↓

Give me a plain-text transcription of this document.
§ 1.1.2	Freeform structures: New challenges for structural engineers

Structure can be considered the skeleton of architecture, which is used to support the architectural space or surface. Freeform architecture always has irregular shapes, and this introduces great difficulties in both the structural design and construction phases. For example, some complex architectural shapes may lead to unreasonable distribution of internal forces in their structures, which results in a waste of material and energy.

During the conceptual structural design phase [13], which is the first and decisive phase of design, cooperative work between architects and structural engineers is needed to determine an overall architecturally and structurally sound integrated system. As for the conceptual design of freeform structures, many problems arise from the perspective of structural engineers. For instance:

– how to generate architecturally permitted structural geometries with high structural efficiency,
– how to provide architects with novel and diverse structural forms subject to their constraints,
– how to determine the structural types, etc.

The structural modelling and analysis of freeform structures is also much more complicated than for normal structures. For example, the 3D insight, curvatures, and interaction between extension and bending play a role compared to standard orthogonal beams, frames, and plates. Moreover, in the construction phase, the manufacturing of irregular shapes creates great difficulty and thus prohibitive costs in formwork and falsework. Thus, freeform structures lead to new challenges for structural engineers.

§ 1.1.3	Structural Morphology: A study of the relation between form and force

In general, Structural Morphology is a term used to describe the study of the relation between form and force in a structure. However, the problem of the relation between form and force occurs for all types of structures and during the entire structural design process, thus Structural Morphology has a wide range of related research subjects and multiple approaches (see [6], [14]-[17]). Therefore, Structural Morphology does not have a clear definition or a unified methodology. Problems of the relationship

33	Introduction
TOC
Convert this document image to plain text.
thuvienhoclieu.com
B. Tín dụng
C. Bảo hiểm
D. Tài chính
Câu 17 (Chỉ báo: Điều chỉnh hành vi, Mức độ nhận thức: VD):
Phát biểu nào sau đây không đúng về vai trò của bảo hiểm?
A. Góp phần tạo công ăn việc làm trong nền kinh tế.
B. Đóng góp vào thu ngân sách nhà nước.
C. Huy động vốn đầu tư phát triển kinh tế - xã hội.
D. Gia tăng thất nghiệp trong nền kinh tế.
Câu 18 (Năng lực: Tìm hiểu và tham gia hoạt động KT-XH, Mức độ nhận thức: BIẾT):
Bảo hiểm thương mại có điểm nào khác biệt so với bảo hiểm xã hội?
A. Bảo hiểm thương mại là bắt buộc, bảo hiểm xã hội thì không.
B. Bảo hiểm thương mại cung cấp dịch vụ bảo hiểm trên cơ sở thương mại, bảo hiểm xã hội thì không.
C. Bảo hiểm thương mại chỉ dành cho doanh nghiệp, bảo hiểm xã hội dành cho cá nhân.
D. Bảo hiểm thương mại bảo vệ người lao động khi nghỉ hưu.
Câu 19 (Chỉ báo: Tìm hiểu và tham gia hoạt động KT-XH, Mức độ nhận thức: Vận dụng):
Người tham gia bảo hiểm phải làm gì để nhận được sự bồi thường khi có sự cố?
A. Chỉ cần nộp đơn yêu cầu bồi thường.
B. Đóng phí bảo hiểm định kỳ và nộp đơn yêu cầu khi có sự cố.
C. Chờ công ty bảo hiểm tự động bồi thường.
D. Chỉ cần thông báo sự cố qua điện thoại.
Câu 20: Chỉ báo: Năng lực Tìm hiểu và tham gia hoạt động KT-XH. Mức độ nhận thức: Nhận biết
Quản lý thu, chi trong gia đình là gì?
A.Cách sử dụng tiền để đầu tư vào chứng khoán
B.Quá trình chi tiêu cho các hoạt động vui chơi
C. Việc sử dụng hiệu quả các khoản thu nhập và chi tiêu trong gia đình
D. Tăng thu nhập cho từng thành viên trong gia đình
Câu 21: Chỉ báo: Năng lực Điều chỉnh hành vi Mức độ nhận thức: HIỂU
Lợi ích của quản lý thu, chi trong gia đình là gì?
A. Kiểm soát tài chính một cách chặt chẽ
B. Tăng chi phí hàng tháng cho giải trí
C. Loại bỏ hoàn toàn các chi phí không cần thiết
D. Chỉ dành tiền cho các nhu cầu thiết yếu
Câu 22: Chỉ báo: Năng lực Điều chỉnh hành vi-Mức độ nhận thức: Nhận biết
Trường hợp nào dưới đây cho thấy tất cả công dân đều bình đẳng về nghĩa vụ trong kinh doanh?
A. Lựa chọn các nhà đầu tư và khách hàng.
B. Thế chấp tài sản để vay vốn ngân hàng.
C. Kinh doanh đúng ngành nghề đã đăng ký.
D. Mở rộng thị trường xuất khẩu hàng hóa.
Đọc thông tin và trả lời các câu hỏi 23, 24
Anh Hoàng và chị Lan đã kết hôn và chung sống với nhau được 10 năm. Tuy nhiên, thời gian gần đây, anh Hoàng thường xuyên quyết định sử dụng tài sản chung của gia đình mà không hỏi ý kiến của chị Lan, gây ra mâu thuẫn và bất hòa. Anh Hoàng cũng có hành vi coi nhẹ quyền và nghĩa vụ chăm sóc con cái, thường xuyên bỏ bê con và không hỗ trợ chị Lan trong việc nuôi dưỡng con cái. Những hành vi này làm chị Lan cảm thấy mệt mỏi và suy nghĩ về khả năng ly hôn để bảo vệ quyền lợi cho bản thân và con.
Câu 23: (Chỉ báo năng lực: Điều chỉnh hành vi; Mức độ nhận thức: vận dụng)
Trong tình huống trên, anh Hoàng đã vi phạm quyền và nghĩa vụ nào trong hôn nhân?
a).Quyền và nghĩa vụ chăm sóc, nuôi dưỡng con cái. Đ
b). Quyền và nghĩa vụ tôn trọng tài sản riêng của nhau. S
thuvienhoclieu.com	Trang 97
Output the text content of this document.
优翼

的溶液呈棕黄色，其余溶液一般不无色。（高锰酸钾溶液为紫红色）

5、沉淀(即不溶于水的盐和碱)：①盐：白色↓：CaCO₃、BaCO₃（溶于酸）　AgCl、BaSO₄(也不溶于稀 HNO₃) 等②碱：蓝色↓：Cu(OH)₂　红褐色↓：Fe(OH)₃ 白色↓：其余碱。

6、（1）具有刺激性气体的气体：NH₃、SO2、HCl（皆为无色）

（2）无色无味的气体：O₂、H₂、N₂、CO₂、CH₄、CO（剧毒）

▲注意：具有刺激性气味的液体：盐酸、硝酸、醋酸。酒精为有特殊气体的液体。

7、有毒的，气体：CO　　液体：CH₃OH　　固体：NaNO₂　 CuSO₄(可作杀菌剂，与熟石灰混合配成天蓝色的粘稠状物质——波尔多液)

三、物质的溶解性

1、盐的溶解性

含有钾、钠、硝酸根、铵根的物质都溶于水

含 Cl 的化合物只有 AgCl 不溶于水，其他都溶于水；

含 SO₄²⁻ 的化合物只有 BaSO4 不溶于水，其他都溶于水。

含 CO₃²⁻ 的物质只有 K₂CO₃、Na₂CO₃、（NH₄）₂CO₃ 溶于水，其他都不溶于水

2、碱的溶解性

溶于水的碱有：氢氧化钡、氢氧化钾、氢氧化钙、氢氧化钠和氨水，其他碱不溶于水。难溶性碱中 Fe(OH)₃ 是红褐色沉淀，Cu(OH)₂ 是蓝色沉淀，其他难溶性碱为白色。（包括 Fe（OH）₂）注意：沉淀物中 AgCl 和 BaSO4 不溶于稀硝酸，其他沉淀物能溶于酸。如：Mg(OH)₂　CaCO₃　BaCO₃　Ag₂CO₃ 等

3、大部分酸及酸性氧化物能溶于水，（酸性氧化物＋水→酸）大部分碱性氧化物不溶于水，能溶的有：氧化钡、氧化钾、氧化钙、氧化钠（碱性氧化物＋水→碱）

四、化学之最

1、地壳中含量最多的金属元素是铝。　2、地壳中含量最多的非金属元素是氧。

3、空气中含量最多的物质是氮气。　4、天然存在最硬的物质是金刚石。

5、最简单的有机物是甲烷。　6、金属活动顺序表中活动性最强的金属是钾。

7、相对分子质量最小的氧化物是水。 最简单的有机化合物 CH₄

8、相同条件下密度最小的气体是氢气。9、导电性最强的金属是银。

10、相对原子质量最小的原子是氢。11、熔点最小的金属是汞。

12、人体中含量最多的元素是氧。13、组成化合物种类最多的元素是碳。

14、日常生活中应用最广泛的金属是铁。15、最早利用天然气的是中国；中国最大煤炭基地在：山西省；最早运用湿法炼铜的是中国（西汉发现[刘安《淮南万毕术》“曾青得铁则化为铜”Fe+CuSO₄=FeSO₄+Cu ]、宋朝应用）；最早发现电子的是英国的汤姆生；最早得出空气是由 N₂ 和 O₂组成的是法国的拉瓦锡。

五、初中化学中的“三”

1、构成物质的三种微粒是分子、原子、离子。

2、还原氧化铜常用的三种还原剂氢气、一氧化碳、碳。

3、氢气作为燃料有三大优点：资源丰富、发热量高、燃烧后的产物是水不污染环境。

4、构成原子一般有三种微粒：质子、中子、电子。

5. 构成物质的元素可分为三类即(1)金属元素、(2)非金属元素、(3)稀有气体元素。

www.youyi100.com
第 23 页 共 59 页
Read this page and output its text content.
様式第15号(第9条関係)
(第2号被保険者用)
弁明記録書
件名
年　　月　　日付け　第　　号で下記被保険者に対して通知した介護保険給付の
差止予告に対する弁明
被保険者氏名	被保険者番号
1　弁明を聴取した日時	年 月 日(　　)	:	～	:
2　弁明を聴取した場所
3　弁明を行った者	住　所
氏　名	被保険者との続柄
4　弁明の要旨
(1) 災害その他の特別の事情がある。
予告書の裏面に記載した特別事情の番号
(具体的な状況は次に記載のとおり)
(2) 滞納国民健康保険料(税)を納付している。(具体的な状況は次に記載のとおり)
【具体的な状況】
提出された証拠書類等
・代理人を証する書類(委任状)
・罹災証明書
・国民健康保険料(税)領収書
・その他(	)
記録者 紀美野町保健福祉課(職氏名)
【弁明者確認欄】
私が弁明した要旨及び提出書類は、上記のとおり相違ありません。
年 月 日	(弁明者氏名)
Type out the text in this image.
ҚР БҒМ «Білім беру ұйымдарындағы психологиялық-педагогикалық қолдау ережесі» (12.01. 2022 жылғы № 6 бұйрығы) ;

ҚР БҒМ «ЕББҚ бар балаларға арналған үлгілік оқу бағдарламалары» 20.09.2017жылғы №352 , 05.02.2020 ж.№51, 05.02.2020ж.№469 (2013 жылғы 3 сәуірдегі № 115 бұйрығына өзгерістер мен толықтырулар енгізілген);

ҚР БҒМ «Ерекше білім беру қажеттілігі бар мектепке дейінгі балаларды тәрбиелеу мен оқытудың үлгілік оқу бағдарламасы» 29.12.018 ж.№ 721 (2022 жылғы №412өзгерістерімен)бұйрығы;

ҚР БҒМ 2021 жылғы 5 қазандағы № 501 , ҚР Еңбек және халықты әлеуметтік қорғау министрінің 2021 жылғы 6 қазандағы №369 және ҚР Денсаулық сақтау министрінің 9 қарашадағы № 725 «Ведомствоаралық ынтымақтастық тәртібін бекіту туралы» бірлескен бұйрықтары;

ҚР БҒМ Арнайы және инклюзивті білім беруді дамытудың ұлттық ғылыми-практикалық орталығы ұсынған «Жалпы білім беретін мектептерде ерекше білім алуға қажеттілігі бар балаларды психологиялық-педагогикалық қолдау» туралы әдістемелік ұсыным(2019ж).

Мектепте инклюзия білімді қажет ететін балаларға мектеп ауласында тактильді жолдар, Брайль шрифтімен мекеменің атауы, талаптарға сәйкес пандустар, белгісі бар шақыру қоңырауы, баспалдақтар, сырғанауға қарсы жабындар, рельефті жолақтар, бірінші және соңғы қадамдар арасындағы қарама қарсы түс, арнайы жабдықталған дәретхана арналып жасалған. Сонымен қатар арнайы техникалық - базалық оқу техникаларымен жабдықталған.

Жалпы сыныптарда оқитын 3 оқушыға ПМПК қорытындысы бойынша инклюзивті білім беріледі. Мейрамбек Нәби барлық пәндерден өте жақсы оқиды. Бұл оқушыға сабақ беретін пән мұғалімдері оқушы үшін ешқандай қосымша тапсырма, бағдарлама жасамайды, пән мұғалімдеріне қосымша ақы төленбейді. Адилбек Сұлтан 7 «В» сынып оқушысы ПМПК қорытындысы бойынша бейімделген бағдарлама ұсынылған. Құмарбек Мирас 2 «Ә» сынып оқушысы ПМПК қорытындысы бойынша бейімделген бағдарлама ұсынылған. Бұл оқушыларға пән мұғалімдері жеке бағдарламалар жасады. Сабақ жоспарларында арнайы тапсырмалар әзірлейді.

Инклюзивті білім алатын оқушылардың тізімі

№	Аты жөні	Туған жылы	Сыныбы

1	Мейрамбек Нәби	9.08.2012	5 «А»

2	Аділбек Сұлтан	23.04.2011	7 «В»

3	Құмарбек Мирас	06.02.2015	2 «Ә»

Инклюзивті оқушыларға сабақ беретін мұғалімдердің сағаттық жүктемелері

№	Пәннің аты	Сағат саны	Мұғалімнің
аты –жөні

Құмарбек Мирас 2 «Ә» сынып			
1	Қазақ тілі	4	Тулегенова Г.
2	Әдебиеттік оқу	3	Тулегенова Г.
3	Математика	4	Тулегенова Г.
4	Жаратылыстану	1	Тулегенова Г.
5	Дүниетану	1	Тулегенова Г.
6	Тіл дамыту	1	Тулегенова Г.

↑

[PROBLEM DETAILS] Which lines contain the word "this"? Copy each of them.

[RESPONSE TO THE EXERCISE]
Give me a plain-text transcription of this document.
Structure can be considered the skeleton of architecture, which is used to support the architectural space or surface. Freeform architecture always has irregular shapes, and this introduces great difficulties in both the structural design and construction phases. For example, some complex architectural shapes may lead to unreasonable distribution of internal forces in their structures, which results in a waste of material and energy.
Convert this document image to plain text.
Output the text content of this document.
Read this page and output its text content.
Type out the text in this image.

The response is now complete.